Stored data:
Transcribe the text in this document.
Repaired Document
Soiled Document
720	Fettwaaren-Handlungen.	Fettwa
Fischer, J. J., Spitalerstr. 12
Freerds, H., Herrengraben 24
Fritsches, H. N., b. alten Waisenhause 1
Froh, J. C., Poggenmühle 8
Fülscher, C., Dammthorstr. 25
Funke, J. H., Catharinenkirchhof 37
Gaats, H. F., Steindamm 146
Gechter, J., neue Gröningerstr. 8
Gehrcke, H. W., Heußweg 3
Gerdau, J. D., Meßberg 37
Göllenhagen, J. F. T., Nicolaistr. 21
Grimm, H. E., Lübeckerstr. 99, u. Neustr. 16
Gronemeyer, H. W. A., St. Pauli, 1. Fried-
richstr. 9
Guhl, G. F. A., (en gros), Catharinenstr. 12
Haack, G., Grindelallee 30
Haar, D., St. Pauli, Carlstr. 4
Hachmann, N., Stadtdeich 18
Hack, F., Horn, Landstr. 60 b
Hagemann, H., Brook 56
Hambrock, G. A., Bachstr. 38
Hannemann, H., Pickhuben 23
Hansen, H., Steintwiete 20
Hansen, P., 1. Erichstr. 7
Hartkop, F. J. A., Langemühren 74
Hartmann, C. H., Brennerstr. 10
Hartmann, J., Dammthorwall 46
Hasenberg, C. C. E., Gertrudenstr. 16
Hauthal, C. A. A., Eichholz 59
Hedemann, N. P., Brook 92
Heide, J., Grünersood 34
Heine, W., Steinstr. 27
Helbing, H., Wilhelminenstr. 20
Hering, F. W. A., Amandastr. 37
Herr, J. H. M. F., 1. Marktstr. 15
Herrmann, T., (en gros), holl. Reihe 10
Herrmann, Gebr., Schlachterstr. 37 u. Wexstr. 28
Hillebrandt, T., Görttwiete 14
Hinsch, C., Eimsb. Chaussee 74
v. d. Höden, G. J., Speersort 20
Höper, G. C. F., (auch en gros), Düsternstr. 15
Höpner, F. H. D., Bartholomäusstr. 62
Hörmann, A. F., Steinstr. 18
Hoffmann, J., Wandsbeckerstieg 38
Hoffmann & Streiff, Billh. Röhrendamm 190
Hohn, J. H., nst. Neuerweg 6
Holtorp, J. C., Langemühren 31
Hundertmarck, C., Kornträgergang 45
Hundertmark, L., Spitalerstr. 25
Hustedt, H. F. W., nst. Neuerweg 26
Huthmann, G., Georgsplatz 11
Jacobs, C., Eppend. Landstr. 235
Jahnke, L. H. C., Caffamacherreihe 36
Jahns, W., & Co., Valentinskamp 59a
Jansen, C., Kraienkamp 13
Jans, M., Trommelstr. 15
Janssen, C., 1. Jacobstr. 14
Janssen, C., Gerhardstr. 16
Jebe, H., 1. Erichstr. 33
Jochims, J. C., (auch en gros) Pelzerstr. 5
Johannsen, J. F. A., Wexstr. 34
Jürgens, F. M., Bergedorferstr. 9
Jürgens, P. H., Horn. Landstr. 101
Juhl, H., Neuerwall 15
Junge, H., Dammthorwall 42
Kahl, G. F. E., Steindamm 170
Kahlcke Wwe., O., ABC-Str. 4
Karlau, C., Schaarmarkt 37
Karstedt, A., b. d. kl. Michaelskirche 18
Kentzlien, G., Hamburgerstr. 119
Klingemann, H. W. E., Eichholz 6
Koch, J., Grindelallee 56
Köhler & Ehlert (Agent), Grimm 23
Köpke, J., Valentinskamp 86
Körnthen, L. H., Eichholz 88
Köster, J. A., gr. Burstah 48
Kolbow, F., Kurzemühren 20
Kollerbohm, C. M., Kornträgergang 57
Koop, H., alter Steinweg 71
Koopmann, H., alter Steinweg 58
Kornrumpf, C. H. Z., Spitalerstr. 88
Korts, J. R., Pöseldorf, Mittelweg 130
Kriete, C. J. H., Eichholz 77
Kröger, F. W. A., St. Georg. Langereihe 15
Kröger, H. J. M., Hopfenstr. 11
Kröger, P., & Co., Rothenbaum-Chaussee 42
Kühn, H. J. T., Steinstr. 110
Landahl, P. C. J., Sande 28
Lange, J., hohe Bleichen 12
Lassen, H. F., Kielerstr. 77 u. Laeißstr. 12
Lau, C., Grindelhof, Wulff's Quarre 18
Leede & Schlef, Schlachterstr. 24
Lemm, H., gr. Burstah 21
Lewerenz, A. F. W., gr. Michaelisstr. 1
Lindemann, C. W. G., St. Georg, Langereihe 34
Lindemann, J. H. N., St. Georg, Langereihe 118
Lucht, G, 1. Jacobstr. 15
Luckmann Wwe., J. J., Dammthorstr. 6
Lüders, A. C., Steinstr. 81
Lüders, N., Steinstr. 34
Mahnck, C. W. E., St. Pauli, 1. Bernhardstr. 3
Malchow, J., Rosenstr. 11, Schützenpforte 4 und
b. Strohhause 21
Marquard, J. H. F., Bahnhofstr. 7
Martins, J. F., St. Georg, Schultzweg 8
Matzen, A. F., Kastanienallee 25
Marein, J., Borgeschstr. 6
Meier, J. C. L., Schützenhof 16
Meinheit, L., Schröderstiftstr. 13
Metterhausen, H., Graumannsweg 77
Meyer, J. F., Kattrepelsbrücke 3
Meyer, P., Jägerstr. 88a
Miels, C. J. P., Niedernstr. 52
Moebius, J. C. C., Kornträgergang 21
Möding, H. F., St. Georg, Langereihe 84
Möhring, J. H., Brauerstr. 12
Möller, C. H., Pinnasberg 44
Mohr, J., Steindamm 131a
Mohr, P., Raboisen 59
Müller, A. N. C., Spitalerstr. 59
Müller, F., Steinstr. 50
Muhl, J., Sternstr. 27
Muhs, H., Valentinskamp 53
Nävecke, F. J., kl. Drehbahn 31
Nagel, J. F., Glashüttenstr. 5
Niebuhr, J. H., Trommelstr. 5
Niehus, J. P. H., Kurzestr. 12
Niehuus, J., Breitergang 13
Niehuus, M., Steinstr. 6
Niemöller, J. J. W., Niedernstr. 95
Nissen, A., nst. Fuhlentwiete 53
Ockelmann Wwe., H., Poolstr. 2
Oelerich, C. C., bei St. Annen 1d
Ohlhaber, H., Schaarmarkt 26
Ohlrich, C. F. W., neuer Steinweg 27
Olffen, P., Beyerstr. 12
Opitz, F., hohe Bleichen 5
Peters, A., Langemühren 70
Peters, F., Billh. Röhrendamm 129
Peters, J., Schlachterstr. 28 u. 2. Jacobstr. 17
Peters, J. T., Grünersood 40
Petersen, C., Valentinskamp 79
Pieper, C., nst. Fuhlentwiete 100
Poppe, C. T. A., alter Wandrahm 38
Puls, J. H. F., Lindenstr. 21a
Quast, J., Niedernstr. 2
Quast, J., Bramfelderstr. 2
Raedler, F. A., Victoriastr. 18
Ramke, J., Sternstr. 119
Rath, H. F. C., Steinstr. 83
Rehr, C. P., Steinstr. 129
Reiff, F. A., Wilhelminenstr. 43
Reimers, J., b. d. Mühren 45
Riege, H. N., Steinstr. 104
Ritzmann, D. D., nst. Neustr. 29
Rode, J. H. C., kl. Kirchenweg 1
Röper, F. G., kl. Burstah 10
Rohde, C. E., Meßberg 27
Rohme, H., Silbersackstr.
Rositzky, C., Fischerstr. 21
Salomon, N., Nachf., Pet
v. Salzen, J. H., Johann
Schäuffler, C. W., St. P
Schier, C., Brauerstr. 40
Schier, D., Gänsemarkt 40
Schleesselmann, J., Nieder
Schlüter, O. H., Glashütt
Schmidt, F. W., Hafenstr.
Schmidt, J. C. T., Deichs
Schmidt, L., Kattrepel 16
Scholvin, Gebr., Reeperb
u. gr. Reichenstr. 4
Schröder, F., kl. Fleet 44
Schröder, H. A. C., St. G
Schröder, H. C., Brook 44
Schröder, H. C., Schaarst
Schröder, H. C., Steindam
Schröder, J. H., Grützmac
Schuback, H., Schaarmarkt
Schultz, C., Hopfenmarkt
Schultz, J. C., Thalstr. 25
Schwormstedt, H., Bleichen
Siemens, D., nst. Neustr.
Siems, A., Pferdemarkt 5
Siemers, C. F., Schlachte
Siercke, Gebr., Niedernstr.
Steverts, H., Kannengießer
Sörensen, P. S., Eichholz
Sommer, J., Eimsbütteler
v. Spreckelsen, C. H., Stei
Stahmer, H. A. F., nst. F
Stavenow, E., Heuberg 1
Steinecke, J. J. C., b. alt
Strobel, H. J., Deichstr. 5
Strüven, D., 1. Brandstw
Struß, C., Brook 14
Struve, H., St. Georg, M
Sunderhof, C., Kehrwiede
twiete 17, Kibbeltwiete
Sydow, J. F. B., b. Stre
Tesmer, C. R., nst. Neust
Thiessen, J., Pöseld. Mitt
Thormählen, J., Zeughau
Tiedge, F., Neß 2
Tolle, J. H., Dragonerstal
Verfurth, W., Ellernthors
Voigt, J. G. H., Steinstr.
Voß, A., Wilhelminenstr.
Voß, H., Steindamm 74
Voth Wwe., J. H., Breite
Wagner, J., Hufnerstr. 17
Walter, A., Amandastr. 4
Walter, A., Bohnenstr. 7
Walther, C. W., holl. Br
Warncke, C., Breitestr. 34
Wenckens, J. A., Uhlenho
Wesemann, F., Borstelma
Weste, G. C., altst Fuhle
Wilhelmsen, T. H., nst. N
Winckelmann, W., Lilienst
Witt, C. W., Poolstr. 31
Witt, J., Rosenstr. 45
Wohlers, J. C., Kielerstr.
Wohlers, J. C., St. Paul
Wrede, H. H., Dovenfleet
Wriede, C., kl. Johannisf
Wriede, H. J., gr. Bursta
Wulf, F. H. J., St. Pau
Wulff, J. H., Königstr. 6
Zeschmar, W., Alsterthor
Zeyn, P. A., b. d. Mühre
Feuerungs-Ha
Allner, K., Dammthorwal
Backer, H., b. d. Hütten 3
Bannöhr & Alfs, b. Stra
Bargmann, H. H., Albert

Stated exercise: From the data above, show each line that contains "Eichholz".

The output:
Hauthal, C. A. A., Eichholz 59
Klingemann, H. W. E., Eichholz 6
Körnthen, L. H., Eichholz 88
Kriete, C. J. H., Eichholz 77
Sörensen, P. S., Eichholz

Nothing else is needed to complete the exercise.